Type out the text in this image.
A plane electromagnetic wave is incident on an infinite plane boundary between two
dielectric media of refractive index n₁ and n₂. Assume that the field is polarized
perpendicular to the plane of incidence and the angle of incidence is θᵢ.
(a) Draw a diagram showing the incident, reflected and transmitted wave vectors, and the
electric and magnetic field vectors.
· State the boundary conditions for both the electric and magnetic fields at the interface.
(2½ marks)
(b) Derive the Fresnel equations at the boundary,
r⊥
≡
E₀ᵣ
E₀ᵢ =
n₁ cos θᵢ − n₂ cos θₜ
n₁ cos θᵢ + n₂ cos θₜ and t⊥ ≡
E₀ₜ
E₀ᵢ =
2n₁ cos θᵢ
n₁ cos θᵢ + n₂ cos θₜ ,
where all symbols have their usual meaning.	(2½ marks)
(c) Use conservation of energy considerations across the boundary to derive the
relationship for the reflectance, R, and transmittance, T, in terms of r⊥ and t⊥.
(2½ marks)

Objective → Only lines with "wave" are wanted here; list each of them.

Result for this task →
A plane electromagnetic wave is incident on an infinite plane boundary between two
(a) Draw a diagram showing the incident, reflected and transmitted wave vectors, and the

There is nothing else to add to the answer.